Chart and figure data
============================================================

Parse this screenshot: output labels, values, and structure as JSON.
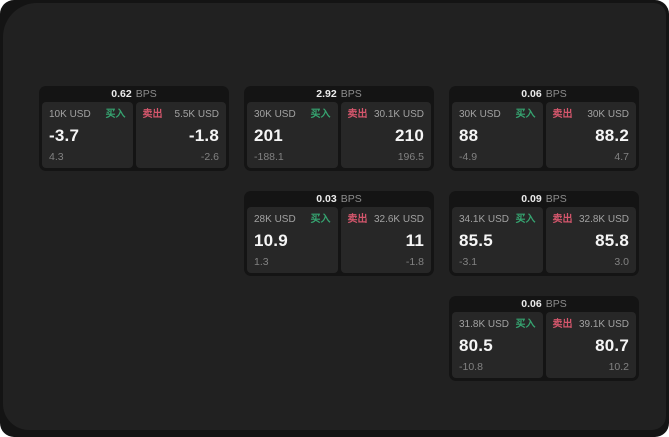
{
  "colors": {
    "buy_green": "#36a571",
    "sell_red": "#d4566c",
    "panel_bg": "#212121",
    "card_bg": "#141414",
    "tile_bg": "#272727"
  },
  "cards": [
    {
      "bps_value": "0.62",
      "bps_unit": "BPS",
      "buy": {
        "amount": "10K USD",
        "side_label": "买入",
        "value": "-3.7",
        "sub_value": "4.3"
      },
      "sell": {
        "side_label": "卖出",
        "amount": "5.5K USD",
        "value": "-1.8",
        "sub_value": "-2.6"
      }
    },
    {
      "bps_value": "2.92",
      "bps_unit": "BPS",
      "buy": {
        "amount": "30K USD",
        "side_label": "买入",
        "value": "201",
        "sub_value": "-188.1"
      },
      "sell": {
        "side_label": "卖出",
        "amount": "30.1K USD",
        "value": "210",
        "sub_value": "196.5"
      }
    },
    {
      "bps_value": "0.06",
      "bps_unit": "BPS",
      "buy": {
        "amount": "30K USD",
        "side_label": "买入",
        "value": "88",
        "sub_value": "-4.9"
      },
      "sell": {
        "side_label": "卖出",
        "amount": "30K USD",
        "value": "88.2",
        "sub_value": "4.7"
      }
    },
    {
      "bps_value": "0.03",
      "bps_unit": "BPS",
      "buy": {
        "amount": "28K USD",
        "side_label": "买入",
        "value": "10.9",
        "sub_value": "1.3"
      },
      "sell": {
        "side_label": "卖出",
        "amount": "32.6K USD",
        "value": "11",
        "sub_value": "-1.8"
      }
    },
    {
      "bps_value": "0.09",
      "bps_unit": "BPS",
      "buy": {
        "amount": "34.1K USD",
        "side_label": "买入",
        "value": "85.5",
        "sub_value": "-3.1"
      },
      "sell": {
        "side_label": "卖出",
        "amount": "32.8K USD",
        "value": "85.8",
        "sub_value": "3.0"
      }
    },
    {
      "bps_value": "0.06",
      "bps_unit": "BPS",
      "buy": {
        "amount": "31.8K USD",
        "side_label": "买入",
        "value": "80.5",
        "sub_value": "-10.8"
      },
      "sell": {
        "side_label": "卖出",
        "amount": "39.1K USD",
        "value": "80.7",
        "sub_value": "10.2"
      }
    }
  ]
}
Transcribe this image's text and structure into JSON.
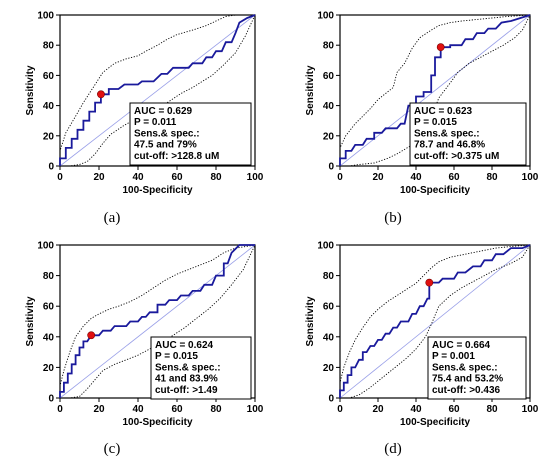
{
  "chart_data": [
    {
      "type": "line",
      "panel_label": "(a)",
      "xlabel": "100-Specificity",
      "ylabel": "Sensitivity",
      "xlim": [
        0,
        100
      ],
      "ylim": [
        0,
        100
      ],
      "xticks": [
        "0",
        "20",
        "40",
        "60",
        "80",
        "100"
      ],
      "yticks": [
        "0",
        "20",
        "40",
        "60",
        "80",
        "100"
      ],
      "annotation": [
        "AUC = 0.629",
        "P = 0.011",
        "Sens.& spec.:",
        "47.5 and 79%",
        "cut-off: >128.8 uM"
      ],
      "cutoff_point": {
        "x": 21,
        "y": 47.5
      },
      "roc": [
        [
          0,
          0
        ],
        [
          0,
          5
        ],
        [
          3,
          5
        ],
        [
          3,
          12
        ],
        [
          6,
          12
        ],
        [
          6,
          18
        ],
        [
          9,
          18
        ],
        [
          9,
          24
        ],
        [
          12,
          24
        ],
        [
          12,
          30
        ],
        [
          15,
          30
        ],
        [
          15,
          36
        ],
        [
          18,
          36
        ],
        [
          18,
          42
        ],
        [
          21,
          42
        ],
        [
          21,
          47.5
        ],
        [
          25,
          47.5
        ],
        [
          25,
          51
        ],
        [
          30,
          51
        ],
        [
          33,
          54
        ],
        [
          40,
          54
        ],
        [
          42,
          56
        ],
        [
          48,
          56
        ],
        [
          52,
          61
        ],
        [
          55,
          61
        ],
        [
          58,
          65
        ],
        [
          66,
          65
        ],
        [
          68,
          68
        ],
        [
          73,
          68
        ],
        [
          75,
          72
        ],
        [
          78,
          72
        ],
        [
          80,
          76
        ],
        [
          83,
          76
        ],
        [
          85,
          82
        ],
        [
          88,
          82
        ],
        [
          90,
          88
        ],
        [
          92,
          95
        ],
        [
          96,
          98
        ],
        [
          100,
          100
        ]
      ],
      "ci_upper": [
        [
          0,
          0
        ],
        [
          0,
          10
        ],
        [
          3,
          22
        ],
        [
          8,
          33
        ],
        [
          12,
          42
        ],
        [
          18,
          54
        ],
        [
          22,
          62
        ],
        [
          28,
          68
        ],
        [
          34,
          71
        ],
        [
          40,
          73
        ],
        [
          44,
          76
        ],
        [
          50,
          80
        ],
        [
          55,
          84
        ],
        [
          60,
          87
        ],
        [
          68,
          90
        ],
        [
          75,
          93
        ],
        [
          80,
          96
        ],
        [
          85,
          99
        ],
        [
          90,
          100
        ],
        [
          100,
          100
        ]
      ],
      "ci_lower": [
        [
          0,
          0
        ],
        [
          5,
          0
        ],
        [
          10,
          1
        ],
        [
          14,
          3
        ],
        [
          18,
          8
        ],
        [
          22,
          15
        ],
        [
          26,
          21
        ],
        [
          33,
          27
        ],
        [
          40,
          32
        ],
        [
          48,
          37
        ],
        [
          55,
          42
        ],
        [
          62,
          48
        ],
        [
          68,
          52
        ],
        [
          73,
          56
        ],
        [
          78,
          60
        ],
        [
          84,
          67
        ],
        [
          90,
          75
        ],
        [
          95,
          86
        ],
        [
          100,
          100
        ]
      ]
    },
    {
      "type": "line",
      "panel_label": "(b)",
      "xlabel": "100-Specificity",
      "ylabel": "Sensitivity",
      "xlim": [
        0,
        100
      ],
      "ylim": [
        0,
        100
      ],
      "xticks": [
        "0",
        "20",
        "40",
        "60",
        "80",
        "100"
      ],
      "yticks": [
        "0",
        "20",
        "40",
        "60",
        "80",
        "100"
      ],
      "annotation": [
        "AUC = 0.623",
        "P = 0.015",
        "Sens.& spec.:",
        "78.7 and 46.8%",
        "cut-off: >0.375 uM"
      ],
      "cutoff_point": {
        "x": 53,
        "y": 78.7
      },
      "roc": [
        [
          0,
          0
        ],
        [
          0,
          5
        ],
        [
          3,
          5
        ],
        [
          3,
          10
        ],
        [
          6,
          10
        ],
        [
          8,
          14
        ],
        [
          12,
          14
        ],
        [
          14,
          18
        ],
        [
          18,
          18
        ],
        [
          18,
          22
        ],
        [
          22,
          22
        ],
        [
          24,
          25
        ],
        [
          30,
          25
        ],
        [
          32,
          28
        ],
        [
          34,
          28
        ],
        [
          36,
          40
        ],
        [
          40,
          40
        ],
        [
          40,
          46
        ],
        [
          44,
          46
        ],
        [
          44,
          49
        ],
        [
          48,
          49
        ],
        [
          48,
          60
        ],
        [
          50,
          60
        ],
        [
          50,
          72
        ],
        [
          53,
          72
        ],
        [
          53,
          78.7
        ],
        [
          58,
          78.7
        ],
        [
          58,
          80
        ],
        [
          64,
          80
        ],
        [
          66,
          84
        ],
        [
          70,
          84
        ],
        [
          72,
          88
        ],
        [
          76,
          88
        ],
        [
          78,
          91
        ],
        [
          82,
          91
        ],
        [
          85,
          95
        ],
        [
          90,
          96
        ],
        [
          95,
          98
        ],
        [
          100,
          100
        ]
      ],
      "ci_upper": [
        [
          0,
          0
        ],
        [
          0,
          12
        ],
        [
          3,
          20
        ],
        [
          8,
          28
        ],
        [
          12,
          33
        ],
        [
          16,
          38
        ],
        [
          20,
          44
        ],
        [
          24,
          48
        ],
        [
          28,
          52
        ],
        [
          30,
          62
        ],
        [
          34,
          68
        ],
        [
          38,
          78
        ],
        [
          42,
          85
        ],
        [
          48,
          90
        ],
        [
          52,
          93
        ],
        [
          58,
          95
        ],
        [
          64,
          96
        ],
        [
          72,
          97
        ],
        [
          80,
          98
        ],
        [
          88,
          99
        ],
        [
          100,
          100
        ]
      ],
      "ci_lower": [
        [
          0,
          0
        ],
        [
          5,
          0
        ],
        [
          10,
          1
        ],
        [
          18,
          2
        ],
        [
          25,
          5
        ],
        [
          30,
          8
        ],
        [
          38,
          14
        ],
        [
          44,
          22
        ],
        [
          48,
          32
        ],
        [
          52,
          45
        ],
        [
          58,
          55
        ],
        [
          62,
          62
        ],
        [
          68,
          68
        ],
        [
          74,
          72
        ],
        [
          80,
          76
        ],
        [
          86,
          80
        ],
        [
          92,
          85
        ],
        [
          96,
          90
        ],
        [
          100,
          100
        ]
      ]
    },
    {
      "type": "line",
      "panel_label": "(c)",
      "xlabel": "100-Specificity",
      "ylabel": "Sensitivity",
      "xlim": [
        0,
        100
      ],
      "ylim": [
        0,
        100
      ],
      "xticks": [
        "0",
        "20",
        "40",
        "60",
        "80",
        "100"
      ],
      "yticks": [
        "0",
        "20",
        "40",
        "60",
        "80",
        "100"
      ],
      "annotation": [
        "AUC = 0.624",
        "P = 0.015",
        "Sens.& spec.:",
        "41 and 83.9%",
        "cut-off: >1.49"
      ],
      "cutoff_point": {
        "x": 16,
        "y": 41
      },
      "roc": [
        [
          0,
          0
        ],
        [
          0,
          4
        ],
        [
          2,
          4
        ],
        [
          2,
          10
        ],
        [
          4,
          10
        ],
        [
          4,
          16
        ],
        [
          6,
          16
        ],
        [
          6,
          22
        ],
        [
          8,
          22
        ],
        [
          8,
          28
        ],
        [
          10,
          28
        ],
        [
          10,
          33
        ],
        [
          12,
          33
        ],
        [
          12,
          37
        ],
        [
          14,
          37
        ],
        [
          16,
          41
        ],
        [
          20,
          41
        ],
        [
          22,
          44
        ],
        [
          26,
          44
        ],
        [
          28,
          47
        ],
        [
          34,
          47
        ],
        [
          36,
          50
        ],
        [
          40,
          50
        ],
        [
          42,
          53
        ],
        [
          44,
          53
        ],
        [
          46,
          56
        ],
        [
          50,
          56
        ],
        [
          50,
          61
        ],
        [
          54,
          61
        ],
        [
          56,
          64
        ],
        [
          60,
          64
        ],
        [
          62,
          67
        ],
        [
          66,
          67
        ],
        [
          68,
          70
        ],
        [
          72,
          70
        ],
        [
          74,
          74
        ],
        [
          78,
          74
        ],
        [
          80,
          80
        ],
        [
          84,
          80
        ],
        [
          84,
          88
        ],
        [
          86,
          88
        ],
        [
          88,
          95
        ],
        [
          92,
          100
        ],
        [
          100,
          100
        ]
      ],
      "ci_upper": [
        [
          0,
          0
        ],
        [
          0,
          8
        ],
        [
          2,
          18
        ],
        [
          5,
          30
        ],
        [
          8,
          40
        ],
        [
          12,
          47
        ],
        [
          16,
          52
        ],
        [
          20,
          55
        ],
        [
          25,
          58
        ],
        [
          30,
          60
        ],
        [
          36,
          63
        ],
        [
          42,
          67
        ],
        [
          48,
          72
        ],
        [
          54,
          77
        ],
        [
          60,
          81
        ],
        [
          66,
          84
        ],
        [
          72,
          87
        ],
        [
          78,
          90
        ],
        [
          84,
          95
        ],
        [
          90,
          98
        ],
        [
          100,
          100
        ]
      ],
      "ci_lower": [
        [
          0,
          0
        ],
        [
          5,
          0
        ],
        [
          10,
          1
        ],
        [
          14,
          6
        ],
        [
          18,
          12
        ],
        [
          22,
          18
        ],
        [
          28,
          22
        ],
        [
          34,
          25
        ],
        [
          40,
          28
        ],
        [
          46,
          32
        ],
        [
          52,
          36
        ],
        [
          58,
          41
        ],
        [
          64,
          46
        ],
        [
          70,
          52
        ],
        [
          76,
          58
        ],
        [
          82,
          65
        ],
        [
          88,
          74
        ],
        [
          94,
          84
        ],
        [
          100,
          100
        ]
      ]
    },
    {
      "type": "line",
      "panel_label": "(d)",
      "xlabel": "100-Specificity",
      "ylabel": "Sensitivity",
      "xlim": [
        0,
        100
      ],
      "ylim": [
        0,
        100
      ],
      "xticks": [
        "0",
        "20",
        "40",
        "60",
        "80",
        "100"
      ],
      "yticks": [
        "0",
        "20",
        "40",
        "60",
        "80",
        "100"
      ],
      "annotation": [
        "AUC = 0.664",
        "P = 0.001",
        "Sens.& spec.:",
        "75.4 and 53.2%",
        "cut-off: >0.436"
      ],
      "cutoff_point": {
        "x": 47,
        "y": 75.4
      },
      "roc": [
        [
          0,
          0
        ],
        [
          0,
          5
        ],
        [
          2,
          5
        ],
        [
          2,
          10
        ],
        [
          4,
          10
        ],
        [
          4,
          15
        ],
        [
          6,
          15
        ],
        [
          6,
          20
        ],
        [
          8,
          20
        ],
        [
          10,
          25
        ],
        [
          12,
          25
        ],
        [
          12,
          30
        ],
        [
          14,
          30
        ],
        [
          16,
          34
        ],
        [
          18,
          34
        ],
        [
          20,
          38
        ],
        [
          22,
          38
        ],
        [
          24,
          42
        ],
        [
          26,
          42
        ],
        [
          28,
          46
        ],
        [
          30,
          46
        ],
        [
          32,
          50
        ],
        [
          36,
          50
        ],
        [
          38,
          55
        ],
        [
          40,
          55
        ],
        [
          42,
          60
        ],
        [
          44,
          60
        ],
        [
          46,
          65
        ],
        [
          47,
          65
        ],
        [
          47,
          75.4
        ],
        [
          52,
          75.4
        ],
        [
          54,
          78
        ],
        [
          60,
          78
        ],
        [
          62,
          82
        ],
        [
          66,
          82
        ],
        [
          70,
          86
        ],
        [
          74,
          86
        ],
        [
          76,
          90
        ],
        [
          80,
          90
        ],
        [
          82,
          94
        ],
        [
          86,
          94
        ],
        [
          90,
          98
        ],
        [
          96,
          98
        ],
        [
          100,
          100
        ]
      ],
      "ci_upper": [
        [
          0,
          0
        ],
        [
          0,
          10
        ],
        [
          2,
          20
        ],
        [
          5,
          30
        ],
        [
          8,
          38
        ],
        [
          12,
          46
        ],
        [
          16,
          53
        ],
        [
          20,
          58
        ],
        [
          25,
          63
        ],
        [
          30,
          67
        ],
        [
          35,
          71
        ],
        [
          40,
          75
        ],
        [
          44,
          80
        ],
        [
          48,
          85
        ],
        [
          52,
          89
        ],
        [
          58,
          92
        ],
        [
          66,
          94
        ],
        [
          74,
          96
        ],
        [
          82,
          98
        ],
        [
          90,
          99
        ],
        [
          100,
          100
        ]
      ],
      "ci_lower": [
        [
          0,
          0
        ],
        [
          5,
          0
        ],
        [
          10,
          2
        ],
        [
          15,
          6
        ],
        [
          20,
          11
        ],
        [
          25,
          16
        ],
        [
          30,
          21
        ],
        [
          35,
          26
        ],
        [
          40,
          32
        ],
        [
          45,
          40
        ],
        [
          48,
          48
        ],
        [
          52,
          60
        ],
        [
          58,
          67
        ],
        [
          64,
          72
        ],
        [
          70,
          76
        ],
        [
          76,
          80
        ],
        [
          82,
          84
        ],
        [
          90,
          88
        ],
        [
          96,
          92
        ],
        [
          100,
          100
        ]
      ]
    }
  ]
}
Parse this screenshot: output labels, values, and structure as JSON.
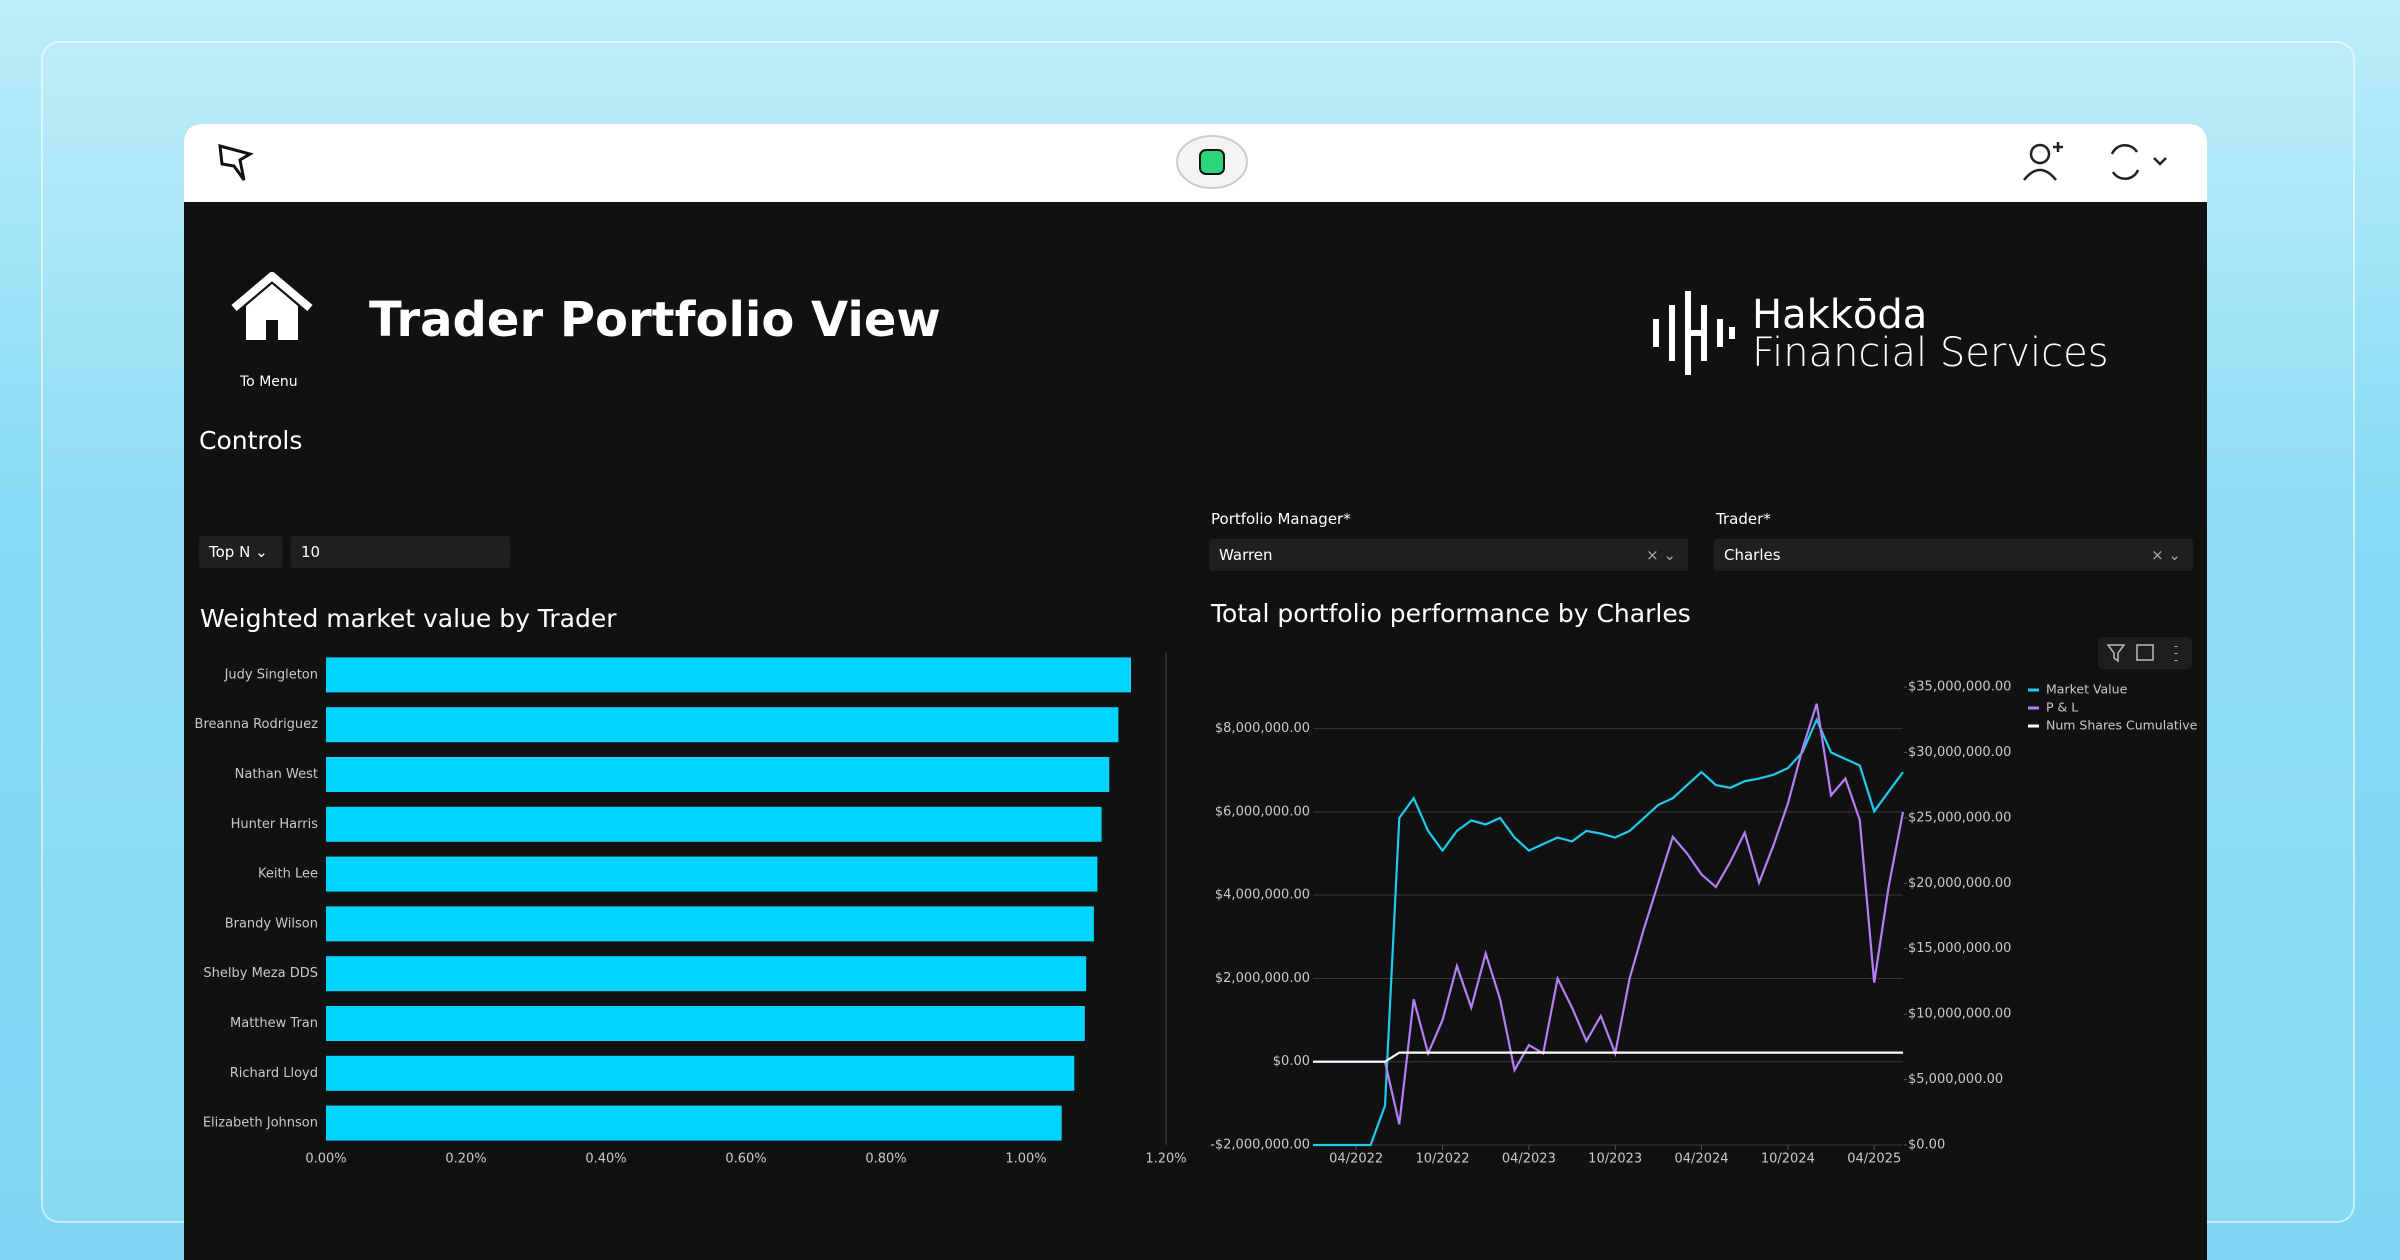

============================================================

### Direction
Gather each line of the records holding the string "amount".

### Output of the task
        "amount": "10K USD",
        "amount": "5.5K USD",
        "amount": "30K USD",
        "amount": "30.1K USD",
        "amount": "30K USD",
        "amount": "30K USD",
        "amount": "28K USD",
        "amount": "32.6K USD",
        "amount": "34.1K USD",
        "amount": "32.8K USD",
        "amount": "31.8K USD",
        "amount": "39.1K USD",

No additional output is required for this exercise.